## What you need to do
Search the listing below for the string "pain" and copy every line where it occurs.

## Supplied data
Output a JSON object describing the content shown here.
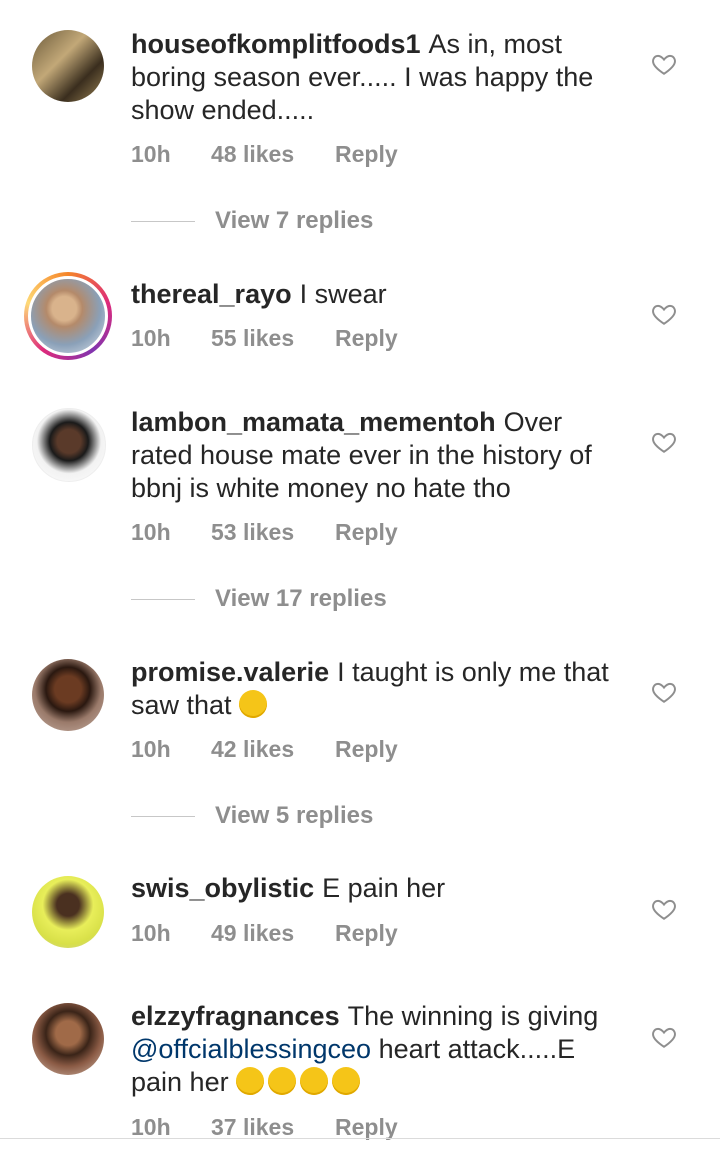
{
  "comments": [
    {
      "username": "houseofkomplitfoods1",
      "text": "As in, most boring season ever..... I was happy the show ended.....",
      "time": "10h",
      "likes": "48 likes",
      "reply": "Reply",
      "view_replies": "View 7 replies"
    },
    {
      "username": "thereal_rayo",
      "text": "I swear",
      "time": "10h",
      "likes": "55 likes",
      "reply": "Reply"
    },
    {
      "username": "lambon_mamata_mementoh",
      "text": "Over rated house mate ever in the history of bbnj is white money no hate tho",
      "time": "10h",
      "likes": "53 likes",
      "reply": "Reply",
      "view_replies": "View 17 replies"
    },
    {
      "username": "promise.valerie",
      "text": "I taught is only me that saw that",
      "emoji": "tears-of-joy-emoji",
      "time": "10h",
      "likes": "42 likes",
      "reply": "Reply",
      "view_replies": "View 5 replies"
    },
    {
      "username": "swis_obylistic",
      "text": "E pain her",
      "time": "10h",
      "likes": "49 likes",
      "reply": "Reply"
    },
    {
      "username": "elzzyfragnances",
      "text_before": "The winning  is giving",
      "mention": "@offcialblessingceo",
      "text_after": "heart attack.....E pain her",
      "emoji": "tongue-out-emoji",
      "emoji_count": 4,
      "time": "10h",
      "likes": "37 likes",
      "reply": "Reply"
    }
  ]
}
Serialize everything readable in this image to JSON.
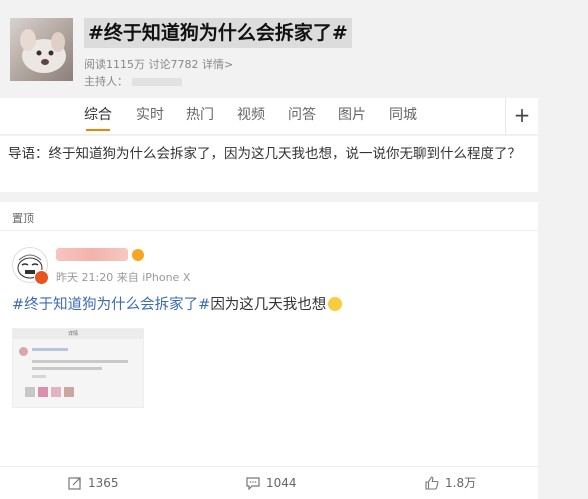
{
  "topic": {
    "title": "#终于知道狗为什么会拆家了#",
    "stats": "阅读1115万 讨论7782 详情>",
    "host_label": "主持人："
  },
  "tabs": [
    "综合",
    "实时",
    "热门",
    "视频",
    "问答",
    "图片",
    "同城"
  ],
  "active_tab": "综合",
  "add_symbol": "+",
  "intro": {
    "text": "导语：终于知道狗为什么会拆家了，因为这几天我也想，说一说你无聊到什么程度了？"
  },
  "post": {
    "pinned_label": "置顶",
    "meta": "昨天 21:20 来自 iPhone X",
    "hashtag": "#终于知道狗为什么会拆家了#",
    "text": "因为这几天我也想",
    "image_title": "详情"
  },
  "actions": {
    "repost": "1365",
    "comment": "1044",
    "like": "1.8万"
  },
  "colors": {
    "accent": "#f08300",
    "hashtag": "#3b6bb3"
  }
}
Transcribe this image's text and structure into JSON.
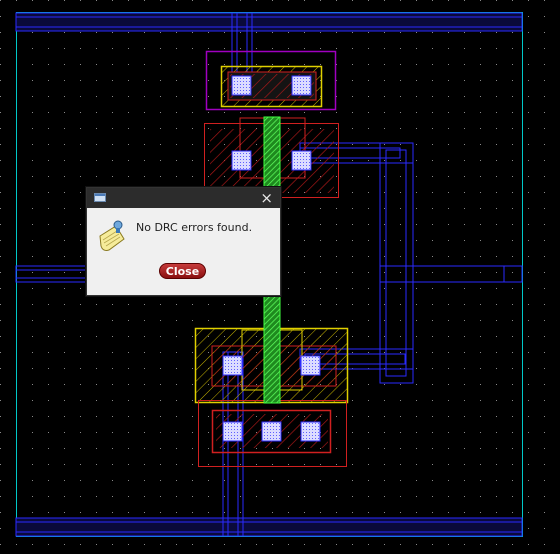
{
  "dialog": {
    "close_glyph": "×",
    "message": "No DRC errors found.",
    "button_label": "Close",
    "icon": "note-pin-icon",
    "window_icon": "window-icon"
  },
  "layout_view": {
    "background_color": "#000000",
    "grid_dot_color": "#8a8a8a",
    "metal1_color": "#2a2aff",
    "poly_color": "#40ff40",
    "diffusion_color": "#d02020",
    "nwell_color": "#e0d000",
    "boundary_color": "#a000c0",
    "cell_bound_color": "#00c8c8"
  }
}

## Exercise answer
      "text": "E pain her",
      "text_after": "heart attack.....E pain her",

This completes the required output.